→ WHAT THE TASK ASKS: Reproduce word for word the stretch of the travel expenses text that begins at "The fundamental test: wholly" and stops after "of your duties.".

→ PAGE:

Claiming travel expenses is one of the most common questions we hear from clients — and one of the most misunderstood. A lot of business owners either overclaim (not realising that the daily commute doesn’t count) or underclaim (not knowing they can use the mileage rate for their own car rather than tracking every petrol receipt).

The good news is that the rules are actually quite consistent. HMRC applies a straightforward test: was the travel wholly and exclusively for business? If yes, you can claim it. If the journey had a personal element, or if it’s your regular commute to a fixed workplace, it almost certainly won’t qualify. From April 2026, the approved mileage rate also increased for the first time in 15 years — so if you’re using your own vehicle for work, it’s worth making sure you’re claiming correctly.

Here’s how we think about it, and what to keep in mind when putting together your expenses.

The fundamental test: wholly and exclusively

Whether you’re a sole trader, a limited company director, or an employee, the starting point is always the same. A business travel expense is allowable if it was incurred wholly, exclusively, and — for employees and directors — necessarily for the performance of your duties.

That last word, ‘necessarily’, is worth pausing on. For directors and employees, HMRC expects the travel to be objectively required for the job, not just convenient or preferred. For sole traders, the test is slightly different: the journey just needs to be wholly and exclusively for the trade.

In practical terms, this means:

  • Visiting a client’s premises: allowable.

→ DATA LINES:

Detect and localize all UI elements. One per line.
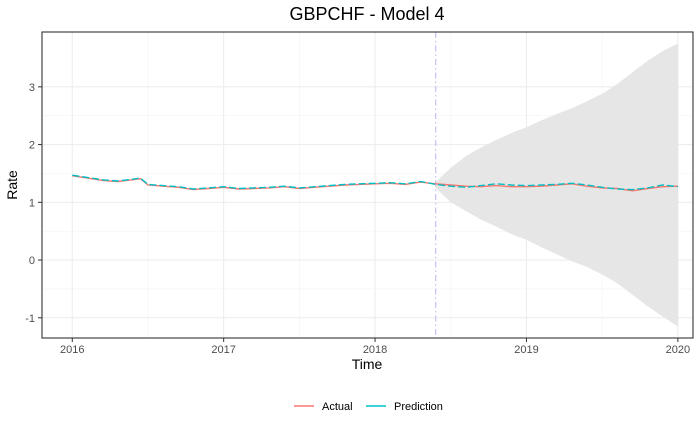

→ WRITTEN RESPONSE:
The fundamental test: wholly and exclusively

Whether you’re a sole trader, a limited company director, or an employee, the starting point is always the same. A business travel expense is allowable if it was incurred wholly, exclusively, and — for employees and directors — necessarily for the performance of your duties.